Exercise objective ▸ It is required that all of the data be written out exactly.

Information provided ▸
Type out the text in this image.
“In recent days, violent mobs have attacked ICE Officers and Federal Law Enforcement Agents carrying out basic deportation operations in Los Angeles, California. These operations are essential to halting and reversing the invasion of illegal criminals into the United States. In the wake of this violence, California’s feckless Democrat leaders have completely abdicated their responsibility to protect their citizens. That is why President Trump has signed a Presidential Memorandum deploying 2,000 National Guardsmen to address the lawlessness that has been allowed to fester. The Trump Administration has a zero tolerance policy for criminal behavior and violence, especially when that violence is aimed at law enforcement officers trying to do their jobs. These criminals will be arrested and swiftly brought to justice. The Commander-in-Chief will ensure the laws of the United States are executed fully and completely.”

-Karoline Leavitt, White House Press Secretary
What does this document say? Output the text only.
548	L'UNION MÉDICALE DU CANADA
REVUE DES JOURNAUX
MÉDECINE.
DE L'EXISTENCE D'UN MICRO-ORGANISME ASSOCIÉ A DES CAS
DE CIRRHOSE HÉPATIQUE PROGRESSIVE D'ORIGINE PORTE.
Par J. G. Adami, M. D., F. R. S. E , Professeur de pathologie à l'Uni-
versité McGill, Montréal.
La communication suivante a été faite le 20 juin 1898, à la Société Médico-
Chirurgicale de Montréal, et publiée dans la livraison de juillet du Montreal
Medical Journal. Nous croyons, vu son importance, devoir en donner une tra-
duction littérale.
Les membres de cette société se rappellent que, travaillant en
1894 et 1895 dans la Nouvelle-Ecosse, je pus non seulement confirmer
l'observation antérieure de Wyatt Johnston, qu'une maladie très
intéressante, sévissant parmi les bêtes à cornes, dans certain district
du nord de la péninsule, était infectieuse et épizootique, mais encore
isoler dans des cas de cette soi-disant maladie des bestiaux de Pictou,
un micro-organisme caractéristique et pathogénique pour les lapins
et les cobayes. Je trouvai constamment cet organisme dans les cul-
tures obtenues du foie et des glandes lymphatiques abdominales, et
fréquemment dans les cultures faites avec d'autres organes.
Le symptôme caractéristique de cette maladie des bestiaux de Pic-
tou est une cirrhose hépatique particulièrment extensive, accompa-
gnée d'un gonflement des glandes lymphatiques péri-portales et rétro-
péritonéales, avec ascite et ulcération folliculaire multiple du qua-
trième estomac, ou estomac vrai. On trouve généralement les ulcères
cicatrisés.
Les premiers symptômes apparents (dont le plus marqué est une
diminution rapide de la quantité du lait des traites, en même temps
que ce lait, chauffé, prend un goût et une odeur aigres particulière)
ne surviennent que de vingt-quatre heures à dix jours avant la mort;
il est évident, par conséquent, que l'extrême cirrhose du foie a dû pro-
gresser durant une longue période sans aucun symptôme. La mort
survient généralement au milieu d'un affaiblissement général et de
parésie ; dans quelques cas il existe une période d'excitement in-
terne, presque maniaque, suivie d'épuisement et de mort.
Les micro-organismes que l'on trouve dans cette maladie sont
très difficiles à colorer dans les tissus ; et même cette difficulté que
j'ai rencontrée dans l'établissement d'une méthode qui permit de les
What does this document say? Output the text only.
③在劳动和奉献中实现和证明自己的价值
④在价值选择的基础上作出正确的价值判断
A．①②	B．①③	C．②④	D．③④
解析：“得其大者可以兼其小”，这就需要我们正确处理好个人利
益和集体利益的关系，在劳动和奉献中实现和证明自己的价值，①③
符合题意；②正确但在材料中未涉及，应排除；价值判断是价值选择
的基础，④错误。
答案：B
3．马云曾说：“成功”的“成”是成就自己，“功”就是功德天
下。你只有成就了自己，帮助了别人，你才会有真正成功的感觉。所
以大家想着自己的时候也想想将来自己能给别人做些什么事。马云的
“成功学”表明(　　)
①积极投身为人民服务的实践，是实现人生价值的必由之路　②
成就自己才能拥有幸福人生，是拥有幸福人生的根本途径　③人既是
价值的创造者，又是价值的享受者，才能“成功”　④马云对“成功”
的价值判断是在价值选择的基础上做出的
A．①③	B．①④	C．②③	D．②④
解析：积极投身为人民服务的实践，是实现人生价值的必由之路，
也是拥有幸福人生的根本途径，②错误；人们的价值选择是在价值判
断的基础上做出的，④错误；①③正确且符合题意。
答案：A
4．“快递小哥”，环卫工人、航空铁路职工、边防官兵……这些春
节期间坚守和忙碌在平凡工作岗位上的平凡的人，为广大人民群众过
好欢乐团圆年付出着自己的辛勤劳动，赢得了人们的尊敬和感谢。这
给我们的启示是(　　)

Response ▸
Type out the text in this image.
“In recent days, violent mobs have attacked ICE Officers and Federal Law Enforcement Agents carrying out basic deportation operations in Los Angeles, California. These operations are essential to halting and reversing the invasion of illegal criminals into the United States. In the wake of this violence, California’s feckless Democrat leaders have completely abdicated their responsibility to protect their citizens. That is why President Trump has signed a Presidential Memorandum deploying 2,000 National Guardsmen to address the lawlessness that has been allowed to fester. The Trump Administration has a zero tolerance policy for criminal behavior and violence, especially when that violence is aimed at law enforcement officers trying to do their jobs. These criminals will be arrested and swiftly brought to justice. The Commander-in-Chief will ensure the laws of the United States are executed fully and completely.”

-Karoline Leavitt, White House Press Secretary
What does this document say? Output the text only.
548	L'UNION MÉDICALE DU CANADA
REVUE DES JOURNAUX
MÉDECINE.
DE L'EXISTENCE D'UN MICRO-ORGANISME ASSOCIÉ A DES CAS
DE CIRRHOSE HÉPATIQUE PROGRESSIVE D'ORIGINE PORTE.
Par J. G. Adami, M. D., F. R. S. E , Professeur de pathologie à l'Uni-
versité McGill, Montréal.
La communication suivante a été faite le 20 juin 1898, à la Société Médico-
Chirurgicale de Montréal, et publiée dans la livraison de juillet du Montreal
Medical Journal. Nous croyons, vu son importance, devoir en donner une tra-
duction littérale.
Les membres de cette société se rappellent que, travaillant en
1894 et 1895 dans la Nouvelle-Ecosse, je pus non seulement confirmer
l'observation antérieure de Wyatt Johnston, qu'une maladie très
intéressante, sévissant parmi les bêtes à cornes, dans certain district
du nord de la péninsule, était infectieuse et épizootique, mais encore
isoler dans des cas de cette soi-disant maladie des bestiaux de Pictou,
un micro-organisme caractéristique et pathogénique pour les lapins
et les cobayes. Je trouvai constamment cet organisme dans les cul-
tures obtenues du foie et des glandes lymphatiques abdominales, et
fréquemment dans les cultures faites avec d'autres organes.
Le symptôme caractéristique de cette maladie des bestiaux de Pic-
tou est une cirrhose hépatique particulièrment extensive, accompa-
gnée d'un gonflement des glandes lymphatiques péri-portales et rétro-
péritonéales, avec ascite et ulcération folliculaire multiple du qua-
trième estomac, ou estomac vrai. On trouve généralement les ulcères
cicatrisés.
Les premiers symptômes apparents (dont le plus marqué est une
diminution rapide de la quantité du lait des traites, en même temps
que ce lait, chauffé, prend un goût et une odeur aigres particulière)
ne surviennent que de vingt-quatre heures à dix jours avant la mort;
il est évident, par conséquent, que l'extrême cirrhose du foie a dû pro-
gresser durant une longue période sans aucun symptôme. La mort
survient généralement au milieu d'un affaiblissement général et de
parésie ; dans quelques cas il existe une période d'excitement in-
terne, presque maniaque, suivie d'épuisement et de mort.
Les micro-organismes que l'on trouve dans cette maladie sont
très difficiles à colorer dans les tissus ; et même cette difficulté que
j'ai rencontrée dans l'établissement d'une méthode qui permit de les
What does this document say? Output the text only.
③在劳动和奉献中实现和证明自己的价值
④在价值选择的基础上作出正确的价值判断
A．①②	B．①③	C．②④	D．③④
解析：“得其大者可以兼其小”，这就需要我们正确处理好个人利
益和集体利益的关系，在劳动和奉献中实现和证明自己的价值，①③
符合题意；②正确但在材料中未涉及，应排除；价值判断是价值选择
的基础，④错误。
答案：B
3．马云曾说：“成功”的“成”是成就自己，“功”就是功德天
下。你只有成就了自己，帮助了别人，你才会有真正成功的感觉。所
以大家想着自己的时候也想想将来自己能给别人做些什么事。马云的
“成功学”表明(　　)
①积极投身为人民服务的实践，是实现人生价值的必由之路　②
成就自己才能拥有幸福人生，是拥有幸福人生的根本途径　③人既是
价值的创造者，又是价值的享受者，才能“成功”　④马云对“成功”
的价值判断是在价值选择的基础上做出的
A．①③	B．①④	C．②③	D．②④
解析：积极投身为人民服务的实践，是实现人生价值的必由之路，
也是拥有幸福人生的根本途径，②错误；人们的价值选择是在价值判
断的基础上做出的，④错误；①③正确且符合题意。
答案：A
4．“快递小哥”，环卫工人、航空铁路职工、边防官兵……这些春
节期间坚守和忙碌在平凡工作岗位上的平凡的人，为广大人民群众过
好欢乐团圆年付出着自己的辛勤劳动，赢得了人们的尊敬和感谢。这
给我们的启示是(　　)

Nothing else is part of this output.